● **WHAT TO DO**: Without the pictures, give the entries below again exactly as written.
======== PROVIDED ENTRIES ========
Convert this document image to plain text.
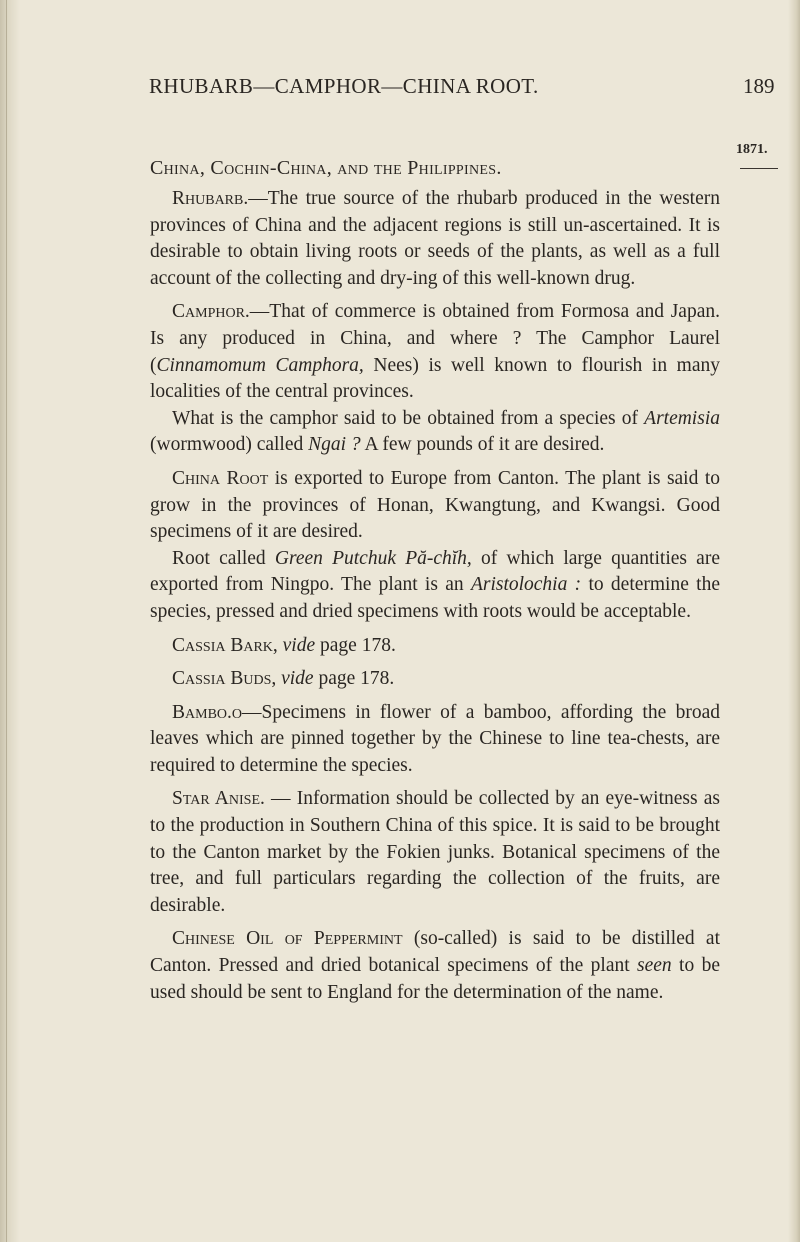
RHUBARB—CAMPHOR—CHINA ROOT.	189
1871.
China, Cochin-China, and the Philippines.

Rhubarb.—The true source of the rhubarb produced in the western provinces of China and the adjacent regions is still un-ascertained. It is desirable to obtain living roots or seeds of the plants, as well as a full account of the collecting and dry-ing of this well-known drug.

Camphor.—That of commerce is obtained from Formosa and Japan. Is any produced in China, and where ? The Camphor Laurel (Cinnamomum Camphora, Nees) is well known to flourish in many localities of the central provinces.

What is the camphor said to be obtained from a species of Artemisia (wormwood) called Ngai ? A few pounds of it are desired.

China Root is exported to Europe from Canton. The plant is said to grow in the provinces of Honan, Kwangtung, and Kwangsi. Good specimens of it are desired.

Root called Green Putchuk Pă-chĭh, of which large quantities are exported from Ningpo. The plant is an Aristolochia : to determine the species, pressed and dried specimens with roots would be acceptable.

Cassia Bark, vide page 178.

Cassia Buds, vide page 178.

Bambo.o—Specimens in flower of a bamboo, affording the broad leaves which are pinned together by the Chinese to line tea-chests, are required to determine the species.

Star Anise. — Information should be collected by an eye-witness as to the production in Southern China of this spice. It is said to be brought to the Canton market by the Fokien junks. Botanical specimens of the tree, and full particulars regarding the collection of the fruits, are desirable.

Chinese Oil of Peppermint (so-called) is said to be distilled at Canton. Pressed and dried botanical specimens of the plant seen to be used should be sent to England for the determination of the name.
========
● **SOLUTION**:
Convert this document image to plain text.
RHUBARB—CAMPHOR—CHINA ROOT.	189
1871.
China, Cochin-China, and the Philippines.

Rhubarb.—The true source of the rhubarb produced in the western provinces of China and the adjacent regions is still un-ascertained. It is desirable to obtain living roots or seeds of the plants, as well as a full account of the collecting and dry-ing of this well-known drug.

Camphor.—That of commerce is obtained from Formosa and Japan. Is any produced in China, and where ? The Camphor Laurel (Cinnamomum Camphora, Nees) is well known to flourish in many localities of the central provinces.

What is the camphor said to be obtained from a species of Artemisia (wormwood) called Ngai ? A few pounds of it are desired.

China Root is exported to Europe from Canton. The plant is said to grow in the provinces of Honan, Kwangtung, and Kwangsi. Good specimens of it are desired.

Root called Green Putchuk Pă-chĭh, of which large quantities are exported from Ningpo. The plant is an Aristolochia : to determine the species, pressed and dried specimens with roots would be acceptable.

Cassia Bark, vide page 178.

Cassia Buds, vide page 178.

Bambo.o—Specimens in flower of a bamboo, affording the broad leaves which are pinned together by the Chinese to line tea-chests, are required to determine the species.

Star Anise. — Information should be collected by an eye-witness as to the production in Southern China of this spice. It is said to be brought to the Canton market by the Fokien junks. Botanical specimens of the tree, and full particulars regarding the collection of the fruits, are desirable.

Chinese Oil of Peppermint (so-called) is said to be distilled at Canton. Pressed and dried botanical specimens of the plant seen to be used should be sent to England for the determination of the name.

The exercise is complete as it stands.